- **Records for the task**
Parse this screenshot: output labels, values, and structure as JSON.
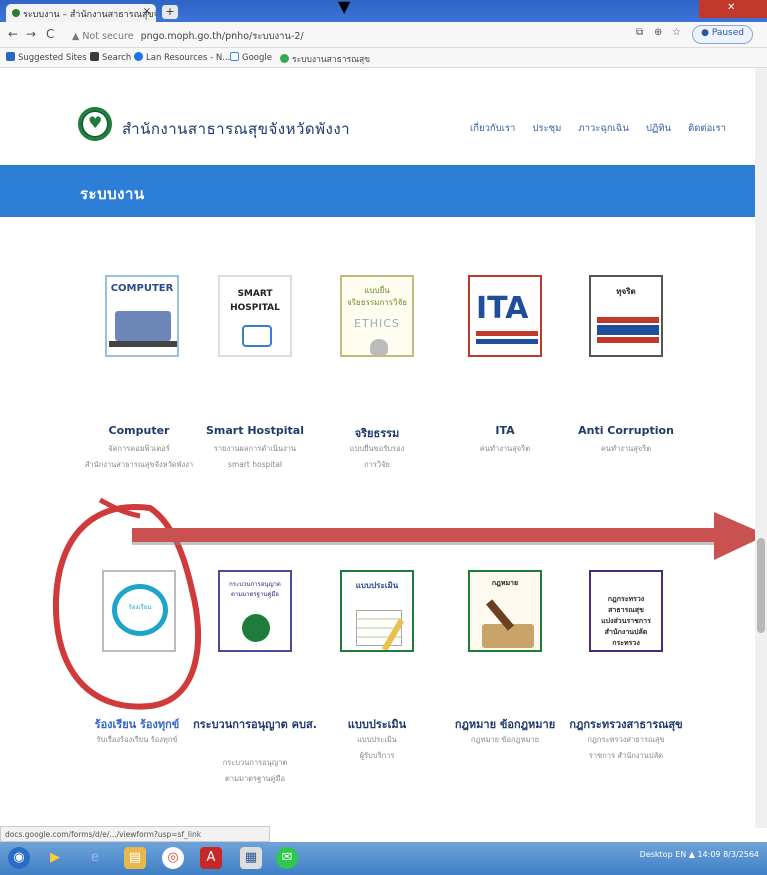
{
  "browser": {
    "tab_title": "ระบบงาน – สำนักงานสาธารณสุขจั...",
    "new_tab": "+",
    "close": "×",
    "url_warning": "▲ Not secure",
    "url": "pngo.moph.go.th/pnho/ระบบงาน-2/",
    "profile": "Paused",
    "bookmarks": [
      "Suggested Sites",
      "Search",
      "Lan Resources - N...",
      "Google",
      "ระบบงานสาธารณสุข"
    ],
    "status_url": "docs.google.com/forms/d/e/.../viewform?usp=sf_link"
  },
  "site": {
    "name": "สำนักงานสาธารณสุขจังหวัดพังงา",
    "nav": [
      "เกี่ยวกับเรา",
      "ประชุม",
      "ภาวะฉุกเฉิน",
      "ปฏิทิน",
      "ติดต่อเรา"
    ],
    "banner_title": "ระบบงาน"
  },
  "cards_row1": [
    {
      "title": "Computer",
      "sub1": "จัดการคอมพิวเตอร์",
      "sub2": "สำนักงานสาธารณสุขจังหวัดพังงา",
      "thumb": "COMPUTER"
    },
    {
      "title": "Smart Hostpital",
      "sub1": "รายงานผลการดำเนินงาน",
      "sub2": "smart hospital",
      "thumb": "SMART HOSPITAL"
    },
    {
      "title": "จริยธรรม",
      "sub1": "แบบยื่นขอรับรอง",
      "sub2": "การวิจัย",
      "thumb": "ETHICS"
    },
    {
      "title": "ITA",
      "sub1": "คนทำงานสุจริต",
      "sub2": "",
      "thumb": "ITA"
    },
    {
      "title": "Anti Corruption",
      "sub1": "คนทำงานสุจริต",
      "sub2": "",
      "thumb": "ทุจริต"
    }
  ],
  "cards_row2": [
    {
      "title": "ร้องเรียน ร้องทุกข์",
      "sub1": "รับเรื่องร้องเรียน ร้องทุกข์",
      "sub2": "",
      "thumb": "ร้องเรียน"
    },
    {
      "title": "กระบวนการอนุญาต คบส.",
      "sub1": "กระบวนการอนุญาต",
      "sub2": "ตามมาตรฐานคู่มือ",
      "thumb": "คบส."
    },
    {
      "title": "แบบประเมิน",
      "sub1": "แบบประเมิน",
      "sub2": "ผู้รับบริการ",
      "thumb": "แบบประเมิน"
    },
    {
      "title": "กฎหมาย ข้อกฎหมาย",
      "sub1": "กฎหมาย ข้อกฎหมาย",
      "sub2": "",
      "thumb": "กฎหมาย"
    },
    {
      "title": "กฎกระทรวงสาธารณสุข",
      "sub1": "กฎกระทรวงสาธารณสุข",
      "sub2": "ราชการ สำนักงานปลัด",
      "thumb": "กฎกระทรวง"
    }
  ],
  "taskbar": {
    "tray": "Desktop  EN  ▲  14:09  8/3/2564"
  },
  "colors": {
    "banner": "#2d7ed6",
    "annotation": "#d03a3a",
    "arrow": "#c9514f"
  }
}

- **What to do**
Find every line in the entries that includes the word "กระบวนการอน", then state how many there are and nothing else.

- **Correct answer**
2